Set each entry down exactly as written.

-----

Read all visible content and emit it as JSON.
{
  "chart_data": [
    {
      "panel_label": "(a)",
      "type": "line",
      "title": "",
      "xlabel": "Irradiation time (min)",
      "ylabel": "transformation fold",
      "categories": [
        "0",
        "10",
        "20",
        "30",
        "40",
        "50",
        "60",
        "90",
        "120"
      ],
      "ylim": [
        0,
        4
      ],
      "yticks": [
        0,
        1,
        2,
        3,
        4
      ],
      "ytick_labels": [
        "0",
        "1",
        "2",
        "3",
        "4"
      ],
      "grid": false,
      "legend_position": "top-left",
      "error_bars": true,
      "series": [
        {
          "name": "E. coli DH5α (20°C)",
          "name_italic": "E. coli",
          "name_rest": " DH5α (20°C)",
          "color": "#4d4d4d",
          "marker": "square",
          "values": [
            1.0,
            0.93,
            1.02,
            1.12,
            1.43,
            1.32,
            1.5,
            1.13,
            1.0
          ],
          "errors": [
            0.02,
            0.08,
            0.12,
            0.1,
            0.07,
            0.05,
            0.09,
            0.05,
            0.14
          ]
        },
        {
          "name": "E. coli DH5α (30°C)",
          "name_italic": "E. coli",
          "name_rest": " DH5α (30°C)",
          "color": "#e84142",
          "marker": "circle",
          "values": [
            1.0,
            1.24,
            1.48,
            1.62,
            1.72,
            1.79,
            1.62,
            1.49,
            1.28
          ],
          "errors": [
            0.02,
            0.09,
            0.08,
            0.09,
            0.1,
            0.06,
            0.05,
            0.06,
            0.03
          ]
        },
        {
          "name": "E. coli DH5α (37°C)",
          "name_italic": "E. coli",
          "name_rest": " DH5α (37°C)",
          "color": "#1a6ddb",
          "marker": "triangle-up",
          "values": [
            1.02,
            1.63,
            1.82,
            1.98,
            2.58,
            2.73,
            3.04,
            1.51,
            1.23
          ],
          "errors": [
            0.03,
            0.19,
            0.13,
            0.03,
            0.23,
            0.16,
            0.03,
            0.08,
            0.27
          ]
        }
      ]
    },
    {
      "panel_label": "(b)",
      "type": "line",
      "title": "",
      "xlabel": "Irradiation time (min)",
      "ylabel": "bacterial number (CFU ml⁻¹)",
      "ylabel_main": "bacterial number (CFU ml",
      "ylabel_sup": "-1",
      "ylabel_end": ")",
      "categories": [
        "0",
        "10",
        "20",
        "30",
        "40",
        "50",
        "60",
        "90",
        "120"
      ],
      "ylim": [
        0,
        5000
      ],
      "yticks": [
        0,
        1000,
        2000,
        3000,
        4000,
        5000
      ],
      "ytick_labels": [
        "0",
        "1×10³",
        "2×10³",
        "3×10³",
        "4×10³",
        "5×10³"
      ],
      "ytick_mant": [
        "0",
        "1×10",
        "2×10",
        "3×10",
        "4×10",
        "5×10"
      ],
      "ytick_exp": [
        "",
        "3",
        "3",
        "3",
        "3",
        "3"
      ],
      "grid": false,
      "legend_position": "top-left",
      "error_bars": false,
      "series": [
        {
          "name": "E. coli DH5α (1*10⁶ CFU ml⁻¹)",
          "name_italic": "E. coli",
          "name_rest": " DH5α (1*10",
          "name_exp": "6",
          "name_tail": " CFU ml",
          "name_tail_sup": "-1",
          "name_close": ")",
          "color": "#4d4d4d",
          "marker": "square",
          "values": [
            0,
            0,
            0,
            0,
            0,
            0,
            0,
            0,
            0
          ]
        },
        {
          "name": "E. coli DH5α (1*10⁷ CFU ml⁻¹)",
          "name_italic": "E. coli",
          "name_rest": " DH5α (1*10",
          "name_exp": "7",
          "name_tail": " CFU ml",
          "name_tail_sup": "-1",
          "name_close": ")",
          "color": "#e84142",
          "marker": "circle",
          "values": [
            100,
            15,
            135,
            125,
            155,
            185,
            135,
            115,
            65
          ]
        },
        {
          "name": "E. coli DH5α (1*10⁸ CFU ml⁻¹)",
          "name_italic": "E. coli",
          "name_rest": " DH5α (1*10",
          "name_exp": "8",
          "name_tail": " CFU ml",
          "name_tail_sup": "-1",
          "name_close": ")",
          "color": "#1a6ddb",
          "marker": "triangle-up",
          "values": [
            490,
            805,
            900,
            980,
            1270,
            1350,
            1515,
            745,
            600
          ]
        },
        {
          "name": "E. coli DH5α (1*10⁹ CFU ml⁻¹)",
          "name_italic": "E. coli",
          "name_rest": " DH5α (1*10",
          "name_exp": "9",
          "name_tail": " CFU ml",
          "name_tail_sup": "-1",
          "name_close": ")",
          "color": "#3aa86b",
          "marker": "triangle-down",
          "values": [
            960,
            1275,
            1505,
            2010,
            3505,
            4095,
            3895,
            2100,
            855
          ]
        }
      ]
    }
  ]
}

-----

:: Exercise response ::
Read all visible content and emit it as JSON.
{
  "chart_data": [
    {
      "panel_label": "(a)",
      "type": "line",
      "title": "",
      "xlabel": "Irradiation time (min)",
      "ylabel": "transformation fold",
      "categories": [
        "0",
        "10",
        "20",
        "30",
        "40",
        "50",
        "60",
        "90",
        "120"
      ],
      "ylim": [
        0,
        4
      ],
      "yticks": [
        0,
        1,
        2,
        3,
        4
      ],
      "ytick_labels": [
        "0",
        "1",
        "2",
        "3",
        "4"
      ],
      "grid": false,
      "legend_position": "top-left",
      "error_bars": true,
      "series": [
        {
          "name": "E. coli DH5α (20°C)",
          "name_italic": "E. coli",
          "name_rest": " DH5α (20°C)",
          "color": "#4d4d4d",
          "marker": "square",
          "values": [
            1.0,
            0.93,
            1.02,
            1.12,
            1.43,
            1.32,
            1.5,
            1.13,
            1.0
          ],
          "errors": [
            0.02,
            0.08,
            0.12,
            0.1,
            0.07,
            0.05,
            0.09,
            0.05,
            0.14
          ]
        },
        {
          "name": "E. coli DH5α (30°C)",
          "name_italic": "E. coli",
          "name_rest": " DH5α (30°C)",
          "color": "#e84142",
          "marker": "circle",
          "values": [
            1.0,
            1.24,
            1.48,
            1.62,
            1.72,
            1.79,
            1.62,
            1.49,
            1.28
          ],
          "errors": [
            0.02,
            0.09,
            0.08,
            0.09,
            0.1,
            0.06,
            0.05,
            0.06,
            0.03
          ]
        },
        {
          "name": "E. coli DH5α (37°C)",
          "name_italic": "E. coli",
          "name_rest": " DH5α (37°C)",
          "color": "#1a6ddb",
          "marker": "triangle-up",
          "values": [
            1.02,
            1.63,
            1.82,
            1.98,
            2.58,
            2.73,
            3.04,
            1.51,
            1.23
          ],
          "errors": [
            0.03,
            0.19,
            0.13,
            0.03,
            0.23,
            0.16,
            0.03,
            0.08,
            0.27
          ]
        }
      ]
    },
    {
      "panel_label": "(b)",
      "type": "line",
      "title": "",
      "xlabel": "Irradiation time (min)",
      "ylabel": "bacterial number (CFU ml⁻¹)",
      "ylabel_main": "bacterial number (CFU ml",
      "ylabel_sup": "-1",
      "ylabel_end": ")",
      "categories": [
        "0",
        "10",
        "20",
        "30",
        "40",
        "50",
        "60",
        "90",
        "120"
      ],
      "ylim": [
        0,
        5000
      ],
      "yticks": [
        0,
        1000,
        2000,
        3000,
        4000,
        5000
      ],
      "ytick_labels": [
        "0",
        "1×10³",
        "2×10³",
        "3×10³",
        "4×10³",
        "5×10³"
      ],
      "ytick_mant": [
        "0",
        "1×10",
        "2×10",
        "3×10",
        "4×10",
        "5×10"
      ],
      "ytick_exp": [
        "",
        "3",
        "3",
        "3",
        "3",
        "3"
      ],
      "grid": false,
      "legend_position": "top-left",
      "error_bars": false,
      "series": [
        {
          "name": "E. coli DH5α (1*10⁶ CFU ml⁻¹)",
          "name_italic": "E. coli",
          "name_rest": " DH5α (1*10",
          "name_exp": "6",
          "name_tail": " CFU ml",
          "name_tail_sup": "-1",
          "name_close": ")",
          "color": "#4d4d4d",
          "marker": "square",
          "values": [
            0,
            0,
            0,
            0,
            0,
            0,
            0,
            0,
            0
          ]
        },
        {
          "name": "E. coli DH5α (1*10⁷ CFU ml⁻¹)",
          "name_italic": "E. coli",
          "name_rest": " DH5α (1*10",
          "name_exp": "7",
          "name_tail": " CFU ml",
          "name_tail_sup": "-1",
          "name_close": ")",
          "color": "#e84142",
          "marker": "circle",
          "values": [
            100,
            15,
            135,
            125,
            155,
            185,
            135,
            115,
            65
          ]
        },
        {
          "name": "E. coli DH5α (1*10⁸ CFU ml⁻¹)",
          "name_italic": "E. coli",
          "name_rest": " DH5α (1*10",
          "name_exp": "8",
          "name_tail": " CFU ml",
          "name_tail_sup": "-1",
          "name_close": ")",
          "color": "#1a6ddb",
          "marker": "triangle-up",
          "values": [
            490,
            805,
            900,
            980,
            1270,
            1350,
            1515,
            745,
            600
          ]
        },
        {
          "name": "E. coli DH5α (1*10⁹ CFU ml⁻¹)",
          "name_italic": "E. coli",
          "name_rest": " DH5α (1*10",
          "name_exp": "9",
          "name_tail": " CFU ml",
          "name_tail_sup": "-1",
          "name_close": ")",
          "color": "#3aa86b",
          "marker": "triangle-down",
          "values": [
            960,
            1275,
            1505,
            2010,
            3505,
            4095,
            3895,
            2100,
            855
          ]
        }
      ]
    }
  ]
}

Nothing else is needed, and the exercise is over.